__Task statement__:
Exclude any images and output the remaining records exactly.

__Task inputs__:
Begin
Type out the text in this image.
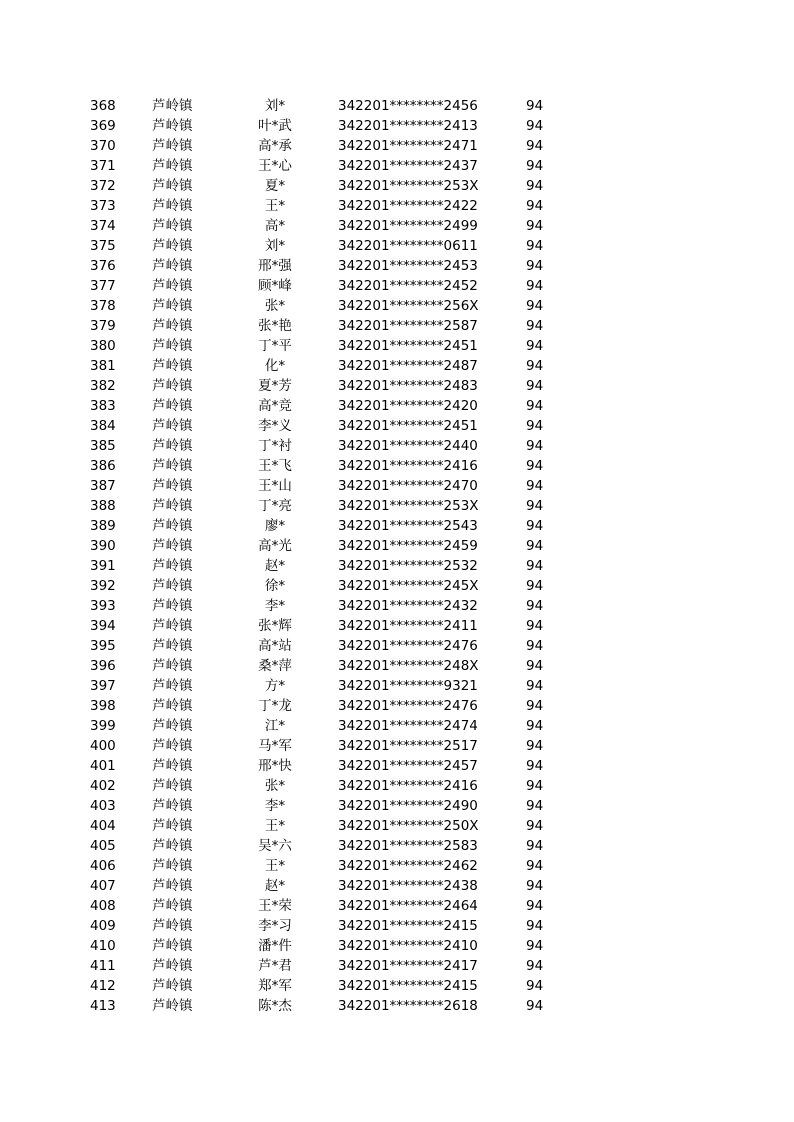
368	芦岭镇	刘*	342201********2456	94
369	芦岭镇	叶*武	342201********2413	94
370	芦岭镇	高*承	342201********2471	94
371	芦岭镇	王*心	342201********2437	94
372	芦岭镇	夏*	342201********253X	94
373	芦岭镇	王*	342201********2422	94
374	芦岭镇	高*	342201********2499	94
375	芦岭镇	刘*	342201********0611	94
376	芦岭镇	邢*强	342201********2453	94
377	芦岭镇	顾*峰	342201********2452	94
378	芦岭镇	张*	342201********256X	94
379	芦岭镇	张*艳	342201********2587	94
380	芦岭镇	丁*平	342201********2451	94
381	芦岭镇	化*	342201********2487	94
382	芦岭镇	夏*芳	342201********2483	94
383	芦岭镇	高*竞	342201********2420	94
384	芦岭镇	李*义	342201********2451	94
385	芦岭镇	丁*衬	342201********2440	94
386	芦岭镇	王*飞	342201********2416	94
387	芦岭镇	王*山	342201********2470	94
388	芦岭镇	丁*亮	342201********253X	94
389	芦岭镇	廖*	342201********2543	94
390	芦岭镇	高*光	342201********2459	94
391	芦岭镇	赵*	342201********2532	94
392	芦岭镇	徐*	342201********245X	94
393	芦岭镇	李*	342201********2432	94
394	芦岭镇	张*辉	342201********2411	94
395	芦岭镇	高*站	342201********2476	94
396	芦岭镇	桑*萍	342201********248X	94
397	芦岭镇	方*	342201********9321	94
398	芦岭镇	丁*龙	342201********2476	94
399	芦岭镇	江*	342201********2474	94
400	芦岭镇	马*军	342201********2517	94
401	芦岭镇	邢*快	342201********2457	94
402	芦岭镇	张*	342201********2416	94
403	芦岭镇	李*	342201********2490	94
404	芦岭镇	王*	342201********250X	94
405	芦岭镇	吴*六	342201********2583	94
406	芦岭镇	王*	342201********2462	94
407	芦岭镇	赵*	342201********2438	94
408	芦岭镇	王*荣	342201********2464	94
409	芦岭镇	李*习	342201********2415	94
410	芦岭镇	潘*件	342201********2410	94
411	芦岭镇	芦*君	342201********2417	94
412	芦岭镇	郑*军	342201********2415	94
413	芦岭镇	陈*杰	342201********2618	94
End
__Solved problem__:
Type out the text in this image.
368	芦岭镇	刘*	342201********2456	94
369	芦岭镇	叶*武	342201********2413	94
370	芦岭镇	高*承	342201********2471	94
371	芦岭镇	王*心	342201********2437	94
372	芦岭镇	夏*	342201********253X	94
373	芦岭镇	王*	342201********2422	94
374	芦岭镇	高*	342201********2499	94
375	芦岭镇	刘*	342201********0611	94
376	芦岭镇	邢*强	342201********2453	94
377	芦岭镇	顾*峰	342201********2452	94
378	芦岭镇	张*	342201********256X	94
379	芦岭镇	张*艳	342201********2587	94
380	芦岭镇	丁*平	342201********2451	94
381	芦岭镇	化*	342201********2487	94
382	芦岭镇	夏*芳	342201********2483	94
383	芦岭镇	高*竞	342201********2420	94
384	芦岭镇	李*义	342201********2451	94
385	芦岭镇	丁*衬	342201********2440	94
386	芦岭镇	王*飞	342201********2416	94
387	芦岭镇	王*山	342201********2470	94
388	芦岭镇	丁*亮	342201********253X	94
389	芦岭镇	廖*	342201********2543	94
390	芦岭镇	高*光	342201********2459	94
391	芦岭镇	赵*	342201********2532	94
392	芦岭镇	徐*	342201********245X	94
393	芦岭镇	李*	342201********2432	94
394	芦岭镇	张*辉	342201********2411	94
395	芦岭镇	高*站	342201********2476	94
396	芦岭镇	桑*萍	342201********248X	94
397	芦岭镇	方*	342201********9321	94
398	芦岭镇	丁*龙	342201********2476	94
399	芦岭镇	江*	342201********2474	94
400	芦岭镇	马*军	342201********2517	94
401	芦岭镇	邢*快	342201********2457	94
402	芦岭镇	张*	342201********2416	94
403	芦岭镇	李*	342201********2490	94
404	芦岭镇	王*	342201********250X	94
405	芦岭镇	吴*六	342201********2583	94
406	芦岭镇	王*	342201********2462	94
407	芦岭镇	赵*	342201********2438	94
408	芦岭镇	王*荣	342201********2464	94
409	芦岭镇	李*习	342201********2415	94
410	芦岭镇	潘*件	342201********2410	94
411	芦岭镇	芦*君	342201********2417	94
412	芦岭镇	郑*军	342201********2415	94
413	芦岭镇	陈*杰	342201********2618	94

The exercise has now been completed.